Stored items
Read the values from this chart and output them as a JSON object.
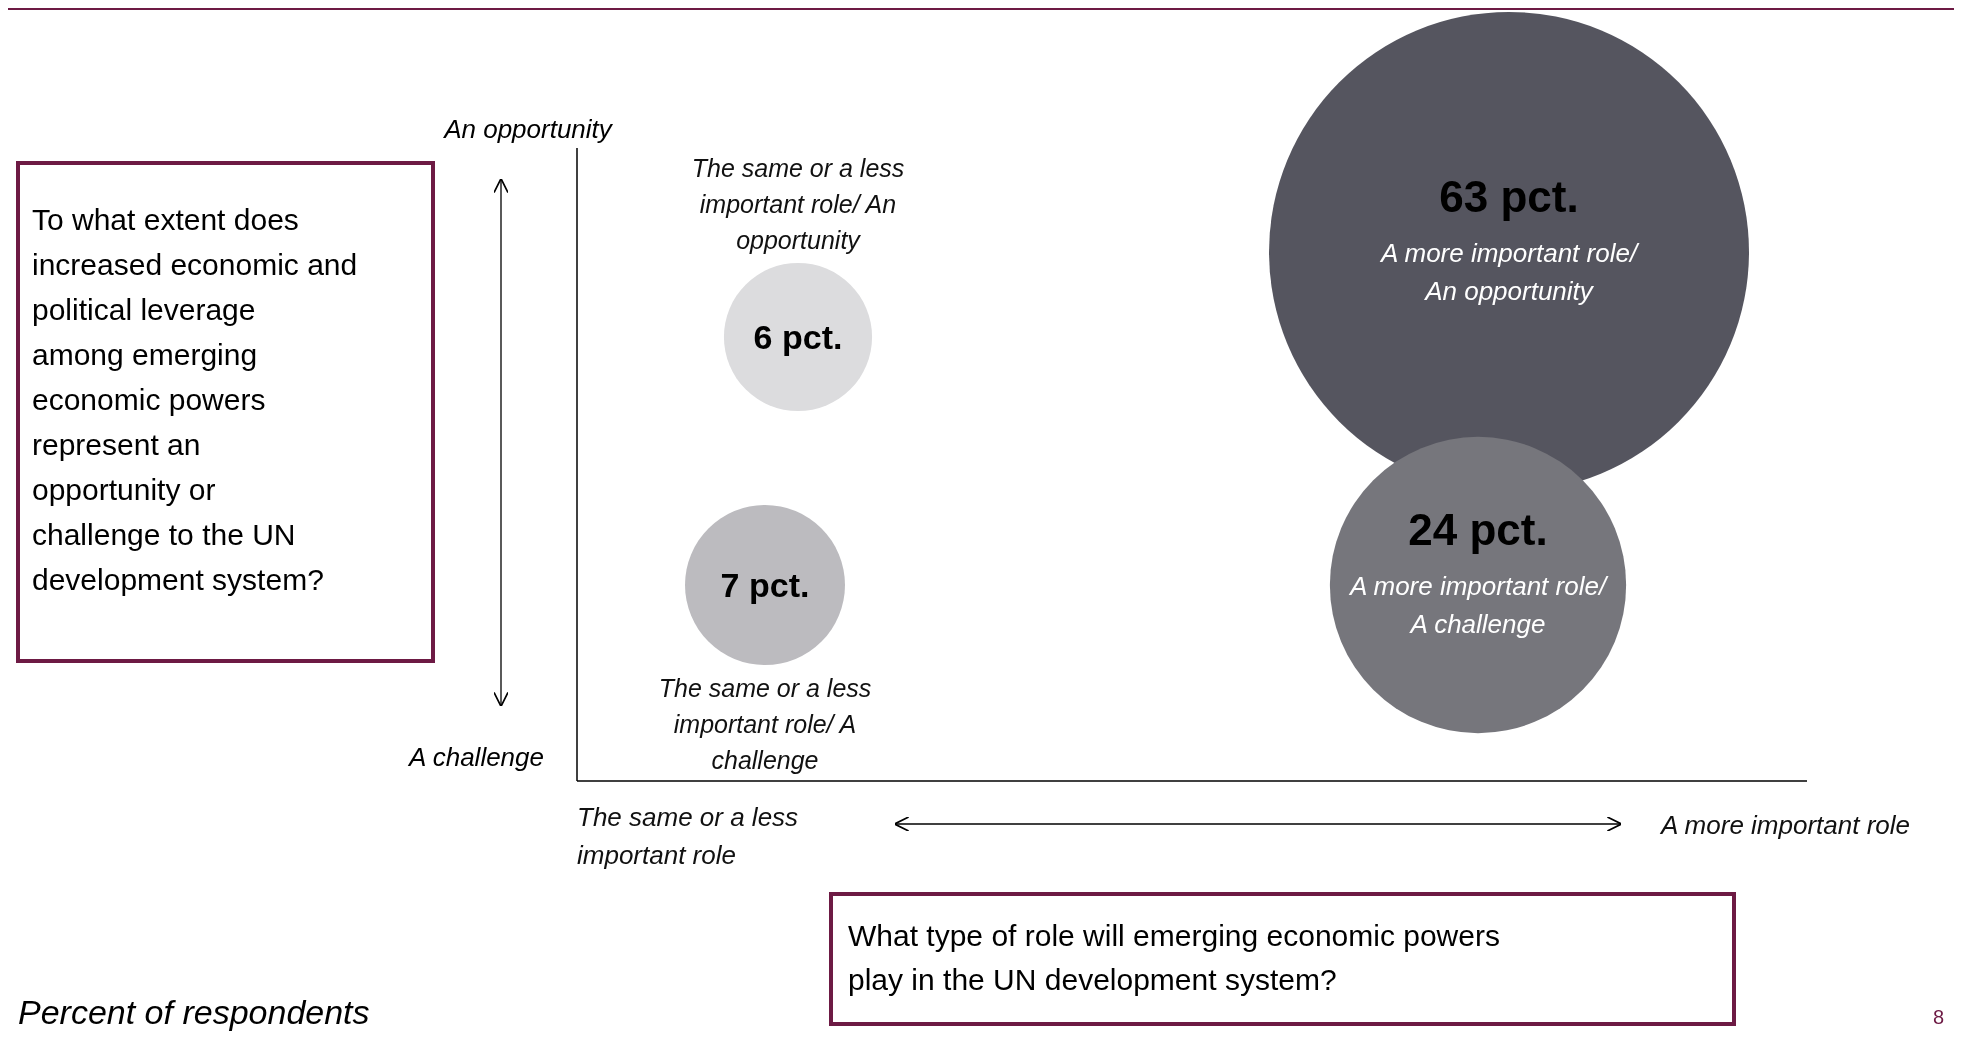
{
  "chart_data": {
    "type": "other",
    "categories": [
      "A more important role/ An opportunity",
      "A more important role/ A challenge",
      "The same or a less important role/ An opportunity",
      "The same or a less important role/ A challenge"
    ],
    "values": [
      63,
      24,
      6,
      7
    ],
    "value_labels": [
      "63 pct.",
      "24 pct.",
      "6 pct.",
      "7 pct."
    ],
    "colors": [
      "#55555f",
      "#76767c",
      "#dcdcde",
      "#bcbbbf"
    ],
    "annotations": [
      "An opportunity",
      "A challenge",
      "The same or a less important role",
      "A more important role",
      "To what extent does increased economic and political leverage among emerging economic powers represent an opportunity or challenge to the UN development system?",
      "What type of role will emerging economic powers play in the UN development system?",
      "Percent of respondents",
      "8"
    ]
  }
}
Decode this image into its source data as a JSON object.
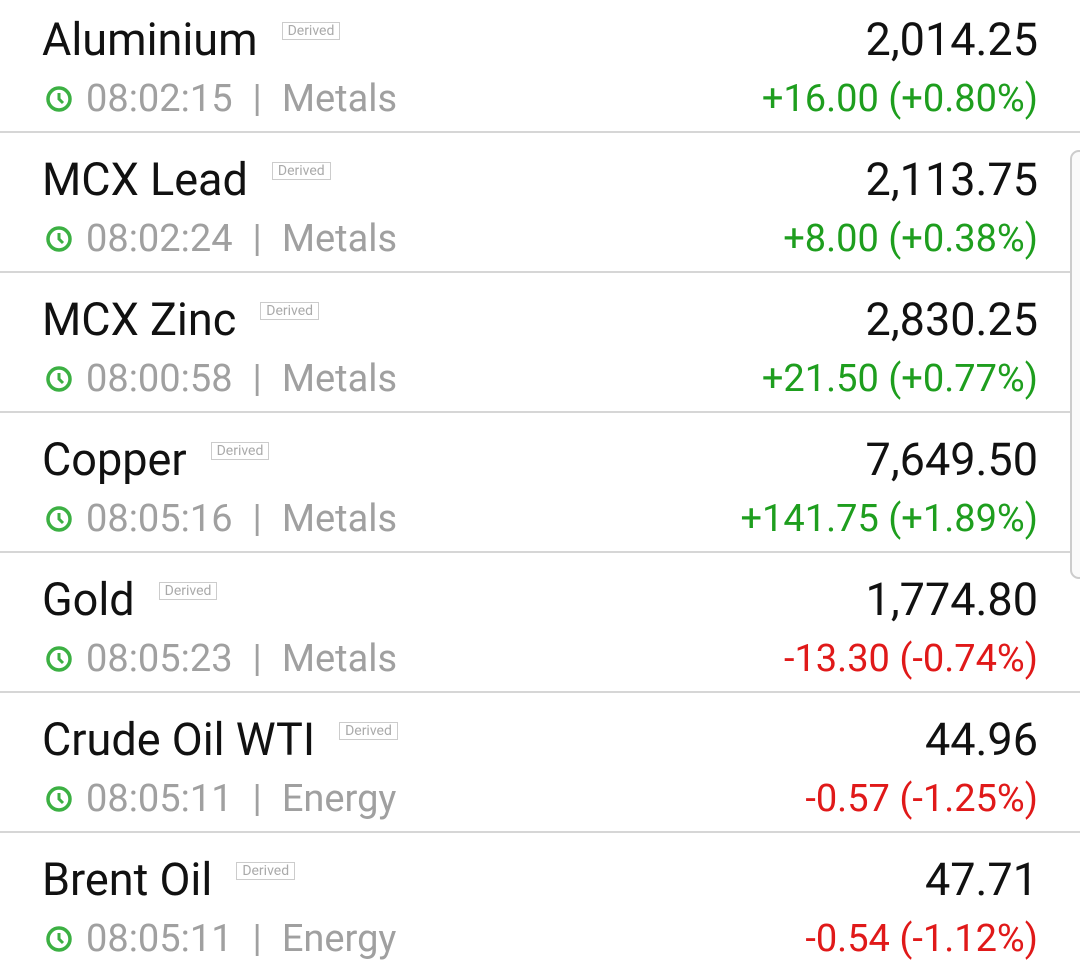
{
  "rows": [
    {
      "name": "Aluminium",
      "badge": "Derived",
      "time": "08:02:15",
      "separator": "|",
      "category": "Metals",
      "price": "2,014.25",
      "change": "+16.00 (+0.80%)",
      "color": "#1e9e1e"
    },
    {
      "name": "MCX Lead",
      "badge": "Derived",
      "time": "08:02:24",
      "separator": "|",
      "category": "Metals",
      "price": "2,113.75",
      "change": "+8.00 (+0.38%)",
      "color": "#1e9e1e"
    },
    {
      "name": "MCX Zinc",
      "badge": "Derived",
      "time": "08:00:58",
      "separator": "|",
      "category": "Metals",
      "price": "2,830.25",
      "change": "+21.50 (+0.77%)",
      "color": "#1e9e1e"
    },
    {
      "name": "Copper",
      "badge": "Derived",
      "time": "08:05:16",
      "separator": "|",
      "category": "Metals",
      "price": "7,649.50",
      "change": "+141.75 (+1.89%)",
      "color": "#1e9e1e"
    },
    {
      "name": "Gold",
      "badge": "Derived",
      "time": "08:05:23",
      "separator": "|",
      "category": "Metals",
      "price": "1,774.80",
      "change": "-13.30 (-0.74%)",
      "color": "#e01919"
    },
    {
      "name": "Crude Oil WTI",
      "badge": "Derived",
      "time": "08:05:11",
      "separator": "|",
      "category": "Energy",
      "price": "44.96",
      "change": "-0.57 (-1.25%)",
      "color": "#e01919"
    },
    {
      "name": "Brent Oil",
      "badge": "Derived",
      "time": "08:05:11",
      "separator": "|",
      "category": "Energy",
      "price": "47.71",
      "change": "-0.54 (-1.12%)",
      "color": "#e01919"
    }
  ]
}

§ **Your goal**: Tally the lines of the records holding the word "price", then state only the tally.

§ **Written answer**: 7